[Records excerpted from a collection]

_ _ _ _ _

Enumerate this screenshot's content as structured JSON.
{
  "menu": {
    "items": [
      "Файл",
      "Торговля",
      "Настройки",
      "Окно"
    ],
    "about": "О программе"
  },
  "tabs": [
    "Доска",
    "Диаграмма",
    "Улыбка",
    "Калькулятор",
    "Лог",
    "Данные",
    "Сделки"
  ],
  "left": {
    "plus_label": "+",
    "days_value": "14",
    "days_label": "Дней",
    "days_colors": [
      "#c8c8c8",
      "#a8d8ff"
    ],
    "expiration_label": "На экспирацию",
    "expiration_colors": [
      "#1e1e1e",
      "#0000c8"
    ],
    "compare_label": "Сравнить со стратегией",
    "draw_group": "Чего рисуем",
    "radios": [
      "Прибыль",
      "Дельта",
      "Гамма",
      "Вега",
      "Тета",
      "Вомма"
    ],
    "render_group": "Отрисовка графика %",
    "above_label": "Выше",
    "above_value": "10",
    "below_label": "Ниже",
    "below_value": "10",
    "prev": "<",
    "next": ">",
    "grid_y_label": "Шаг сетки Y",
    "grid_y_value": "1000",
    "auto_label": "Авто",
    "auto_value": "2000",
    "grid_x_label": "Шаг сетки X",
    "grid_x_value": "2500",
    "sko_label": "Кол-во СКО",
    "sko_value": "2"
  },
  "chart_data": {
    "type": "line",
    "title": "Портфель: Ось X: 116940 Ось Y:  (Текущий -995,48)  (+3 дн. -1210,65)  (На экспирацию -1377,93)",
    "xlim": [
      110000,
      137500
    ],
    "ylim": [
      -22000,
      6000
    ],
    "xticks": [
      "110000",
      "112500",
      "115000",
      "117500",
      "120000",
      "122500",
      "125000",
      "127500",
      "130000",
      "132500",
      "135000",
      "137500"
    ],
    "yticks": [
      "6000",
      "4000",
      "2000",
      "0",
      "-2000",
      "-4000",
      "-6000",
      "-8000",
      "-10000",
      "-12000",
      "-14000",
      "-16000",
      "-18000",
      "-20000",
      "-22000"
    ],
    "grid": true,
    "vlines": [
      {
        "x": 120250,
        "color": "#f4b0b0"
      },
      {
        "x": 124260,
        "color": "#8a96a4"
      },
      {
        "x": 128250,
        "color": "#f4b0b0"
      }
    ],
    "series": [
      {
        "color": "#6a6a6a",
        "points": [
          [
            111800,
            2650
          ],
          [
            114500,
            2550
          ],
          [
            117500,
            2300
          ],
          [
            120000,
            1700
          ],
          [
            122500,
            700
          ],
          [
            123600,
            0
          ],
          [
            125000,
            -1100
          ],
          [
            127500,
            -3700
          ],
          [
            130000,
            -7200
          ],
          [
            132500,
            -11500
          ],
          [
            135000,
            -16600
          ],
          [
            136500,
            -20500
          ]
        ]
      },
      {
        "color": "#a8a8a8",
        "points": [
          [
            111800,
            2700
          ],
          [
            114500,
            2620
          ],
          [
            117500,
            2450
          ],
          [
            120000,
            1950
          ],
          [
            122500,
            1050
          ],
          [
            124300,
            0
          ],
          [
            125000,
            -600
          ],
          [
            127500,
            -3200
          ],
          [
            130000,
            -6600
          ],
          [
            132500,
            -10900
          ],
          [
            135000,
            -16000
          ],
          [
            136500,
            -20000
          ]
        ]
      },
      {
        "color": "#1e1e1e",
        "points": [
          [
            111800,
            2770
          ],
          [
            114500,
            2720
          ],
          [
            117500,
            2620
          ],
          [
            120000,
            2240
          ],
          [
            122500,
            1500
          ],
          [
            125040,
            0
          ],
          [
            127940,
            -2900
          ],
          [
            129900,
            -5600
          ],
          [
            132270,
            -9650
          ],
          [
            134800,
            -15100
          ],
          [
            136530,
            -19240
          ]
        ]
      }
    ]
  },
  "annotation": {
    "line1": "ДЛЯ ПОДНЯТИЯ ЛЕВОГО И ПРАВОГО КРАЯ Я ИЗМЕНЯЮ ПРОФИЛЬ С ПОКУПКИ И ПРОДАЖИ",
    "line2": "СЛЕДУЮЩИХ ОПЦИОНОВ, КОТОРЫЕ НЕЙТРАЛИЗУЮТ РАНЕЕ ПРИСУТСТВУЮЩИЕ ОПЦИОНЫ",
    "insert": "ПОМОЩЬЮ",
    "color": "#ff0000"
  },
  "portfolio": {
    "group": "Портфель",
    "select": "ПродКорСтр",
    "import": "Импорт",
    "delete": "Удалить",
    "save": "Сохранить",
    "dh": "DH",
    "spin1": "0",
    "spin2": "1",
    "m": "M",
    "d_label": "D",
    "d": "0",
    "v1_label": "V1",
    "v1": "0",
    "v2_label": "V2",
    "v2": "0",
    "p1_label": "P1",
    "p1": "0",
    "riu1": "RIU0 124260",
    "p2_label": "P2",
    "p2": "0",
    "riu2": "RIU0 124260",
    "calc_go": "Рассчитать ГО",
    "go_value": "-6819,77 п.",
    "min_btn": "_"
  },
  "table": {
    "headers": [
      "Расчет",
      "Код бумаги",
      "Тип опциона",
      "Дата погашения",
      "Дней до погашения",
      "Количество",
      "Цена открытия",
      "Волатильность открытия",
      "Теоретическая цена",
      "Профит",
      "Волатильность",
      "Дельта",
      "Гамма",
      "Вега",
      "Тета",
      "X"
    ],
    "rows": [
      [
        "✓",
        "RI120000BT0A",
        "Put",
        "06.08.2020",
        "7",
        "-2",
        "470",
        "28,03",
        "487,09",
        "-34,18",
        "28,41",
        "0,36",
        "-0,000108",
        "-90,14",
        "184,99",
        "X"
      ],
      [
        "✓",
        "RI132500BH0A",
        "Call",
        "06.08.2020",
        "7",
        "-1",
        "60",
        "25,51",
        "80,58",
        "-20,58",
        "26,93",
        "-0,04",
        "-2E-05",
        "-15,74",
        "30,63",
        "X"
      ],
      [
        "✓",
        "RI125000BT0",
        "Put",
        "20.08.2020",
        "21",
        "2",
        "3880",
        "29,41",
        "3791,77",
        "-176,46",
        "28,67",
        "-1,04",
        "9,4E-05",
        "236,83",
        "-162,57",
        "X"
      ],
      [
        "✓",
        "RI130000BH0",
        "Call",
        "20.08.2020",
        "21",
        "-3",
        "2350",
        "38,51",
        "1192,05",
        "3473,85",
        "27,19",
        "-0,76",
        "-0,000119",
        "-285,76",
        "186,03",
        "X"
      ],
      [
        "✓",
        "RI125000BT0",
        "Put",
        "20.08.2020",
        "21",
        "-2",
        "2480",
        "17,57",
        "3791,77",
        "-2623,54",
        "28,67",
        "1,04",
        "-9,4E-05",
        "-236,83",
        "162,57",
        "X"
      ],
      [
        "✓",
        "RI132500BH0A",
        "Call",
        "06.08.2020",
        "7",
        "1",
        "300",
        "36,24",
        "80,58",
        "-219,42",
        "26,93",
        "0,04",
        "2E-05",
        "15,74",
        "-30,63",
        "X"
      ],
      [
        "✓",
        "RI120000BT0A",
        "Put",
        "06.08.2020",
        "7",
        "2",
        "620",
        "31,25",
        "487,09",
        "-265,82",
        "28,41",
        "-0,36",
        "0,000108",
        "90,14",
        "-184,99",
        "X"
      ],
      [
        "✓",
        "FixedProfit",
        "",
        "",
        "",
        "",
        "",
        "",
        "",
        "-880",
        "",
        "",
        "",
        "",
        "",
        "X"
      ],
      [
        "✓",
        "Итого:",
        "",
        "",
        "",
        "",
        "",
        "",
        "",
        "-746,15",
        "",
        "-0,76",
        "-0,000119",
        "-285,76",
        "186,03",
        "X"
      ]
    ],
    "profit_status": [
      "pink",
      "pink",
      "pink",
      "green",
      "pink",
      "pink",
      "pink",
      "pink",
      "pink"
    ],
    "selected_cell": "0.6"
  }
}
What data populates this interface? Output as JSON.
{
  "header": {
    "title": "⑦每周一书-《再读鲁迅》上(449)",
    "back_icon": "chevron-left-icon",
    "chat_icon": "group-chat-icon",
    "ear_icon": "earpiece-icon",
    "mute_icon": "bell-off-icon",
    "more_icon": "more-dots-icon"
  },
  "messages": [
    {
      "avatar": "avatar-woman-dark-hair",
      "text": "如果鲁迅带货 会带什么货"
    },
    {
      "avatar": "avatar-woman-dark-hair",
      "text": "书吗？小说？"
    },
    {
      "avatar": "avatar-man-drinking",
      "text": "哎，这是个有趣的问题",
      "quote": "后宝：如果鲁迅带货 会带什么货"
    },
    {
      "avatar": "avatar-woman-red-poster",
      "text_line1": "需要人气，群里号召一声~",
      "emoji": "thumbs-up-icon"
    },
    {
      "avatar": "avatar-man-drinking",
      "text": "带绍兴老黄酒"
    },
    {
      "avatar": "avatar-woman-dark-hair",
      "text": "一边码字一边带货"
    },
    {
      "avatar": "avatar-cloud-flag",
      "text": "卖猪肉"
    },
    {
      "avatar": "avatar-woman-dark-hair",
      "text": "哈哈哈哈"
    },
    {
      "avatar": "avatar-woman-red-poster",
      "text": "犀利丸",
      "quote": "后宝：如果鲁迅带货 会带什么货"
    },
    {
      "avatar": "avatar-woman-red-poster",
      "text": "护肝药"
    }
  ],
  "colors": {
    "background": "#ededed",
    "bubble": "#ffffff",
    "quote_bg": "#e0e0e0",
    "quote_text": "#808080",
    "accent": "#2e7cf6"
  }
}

_ _ _ _ _

Copy each line above that contains the word "Волатильность".

      "Волатильность открытия",
      "Волатильность",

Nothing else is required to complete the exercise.